* Extracted information:
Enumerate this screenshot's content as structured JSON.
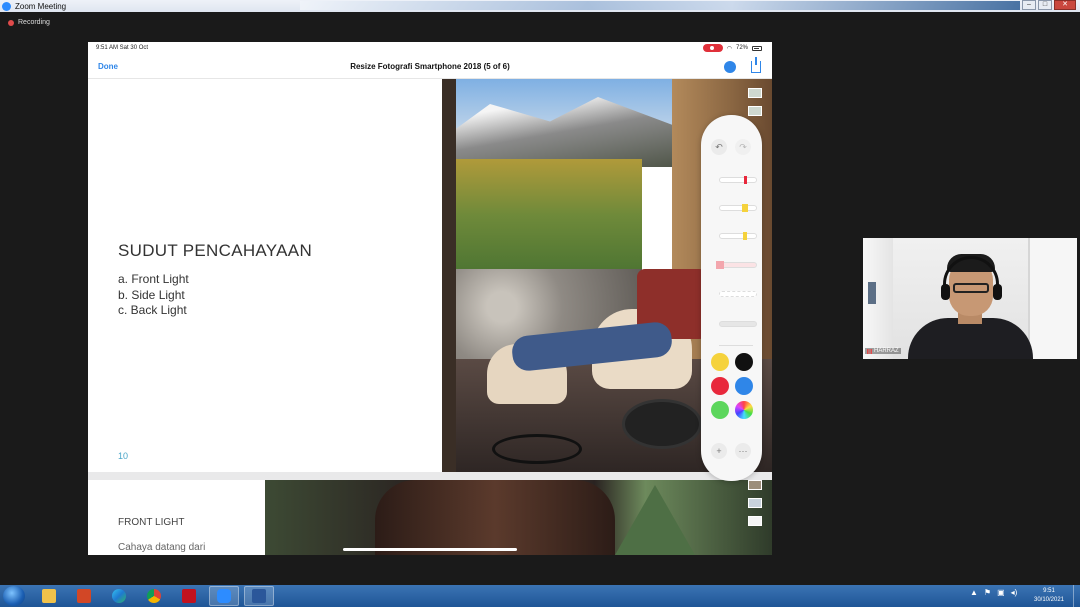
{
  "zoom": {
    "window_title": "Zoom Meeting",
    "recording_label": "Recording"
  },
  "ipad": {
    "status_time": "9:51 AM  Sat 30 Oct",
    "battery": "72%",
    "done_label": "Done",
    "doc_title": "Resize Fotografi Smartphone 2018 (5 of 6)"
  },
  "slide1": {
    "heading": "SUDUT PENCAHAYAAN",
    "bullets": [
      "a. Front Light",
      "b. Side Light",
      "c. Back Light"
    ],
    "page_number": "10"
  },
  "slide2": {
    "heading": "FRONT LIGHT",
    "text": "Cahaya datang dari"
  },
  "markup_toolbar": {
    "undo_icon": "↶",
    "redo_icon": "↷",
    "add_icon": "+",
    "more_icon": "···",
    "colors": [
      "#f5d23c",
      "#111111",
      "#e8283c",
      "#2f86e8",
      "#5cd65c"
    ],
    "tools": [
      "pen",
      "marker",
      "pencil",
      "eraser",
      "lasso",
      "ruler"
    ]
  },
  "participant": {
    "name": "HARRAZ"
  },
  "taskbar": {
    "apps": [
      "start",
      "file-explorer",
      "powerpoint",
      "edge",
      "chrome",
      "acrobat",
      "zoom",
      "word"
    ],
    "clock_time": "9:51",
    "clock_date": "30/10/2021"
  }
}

* * *

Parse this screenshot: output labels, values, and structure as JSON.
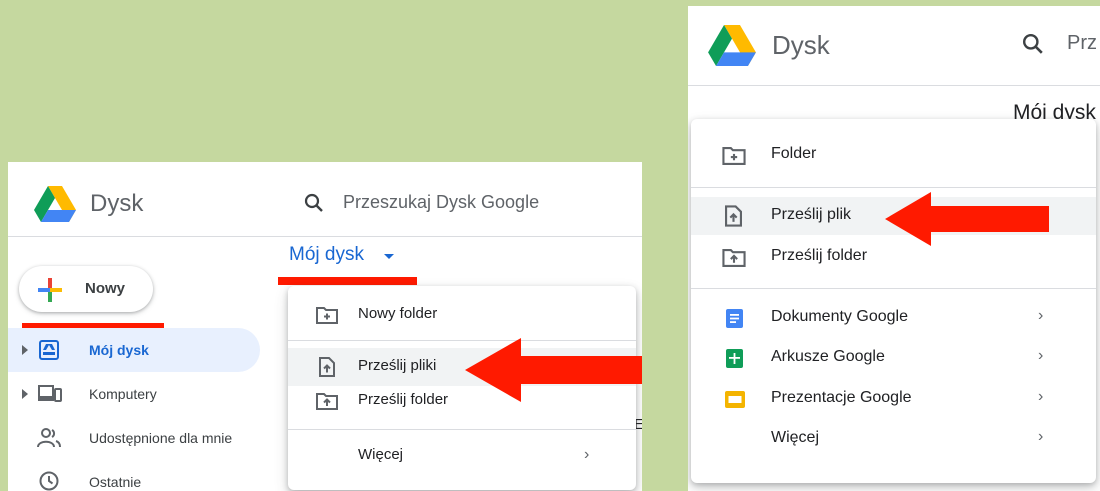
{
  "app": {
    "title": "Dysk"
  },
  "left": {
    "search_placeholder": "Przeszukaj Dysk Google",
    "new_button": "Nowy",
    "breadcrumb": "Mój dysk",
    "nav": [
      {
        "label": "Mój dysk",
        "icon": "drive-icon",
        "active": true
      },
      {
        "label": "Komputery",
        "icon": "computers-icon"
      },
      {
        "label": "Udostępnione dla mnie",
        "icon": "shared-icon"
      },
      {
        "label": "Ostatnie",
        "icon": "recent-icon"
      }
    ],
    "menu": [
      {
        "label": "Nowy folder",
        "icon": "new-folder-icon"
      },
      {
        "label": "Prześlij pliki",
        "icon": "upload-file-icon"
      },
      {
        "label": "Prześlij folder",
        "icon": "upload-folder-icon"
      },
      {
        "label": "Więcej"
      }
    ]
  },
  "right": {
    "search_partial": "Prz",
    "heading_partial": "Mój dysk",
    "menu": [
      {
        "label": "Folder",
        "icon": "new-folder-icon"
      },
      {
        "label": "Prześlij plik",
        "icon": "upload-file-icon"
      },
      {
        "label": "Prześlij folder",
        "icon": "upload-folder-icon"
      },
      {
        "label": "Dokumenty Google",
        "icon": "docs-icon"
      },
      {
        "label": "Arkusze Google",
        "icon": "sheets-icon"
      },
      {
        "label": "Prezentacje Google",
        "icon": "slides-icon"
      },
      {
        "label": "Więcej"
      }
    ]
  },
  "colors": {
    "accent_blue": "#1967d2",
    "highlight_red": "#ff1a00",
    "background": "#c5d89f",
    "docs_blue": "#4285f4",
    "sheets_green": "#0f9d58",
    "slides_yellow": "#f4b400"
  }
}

* Directive:
Extract each line from the entries above that contains the string "this".

* Expected answer:
Enumerate this screenshot's content as structured JSON.
Parse this screenshot: output labels, values, and structure as JSON.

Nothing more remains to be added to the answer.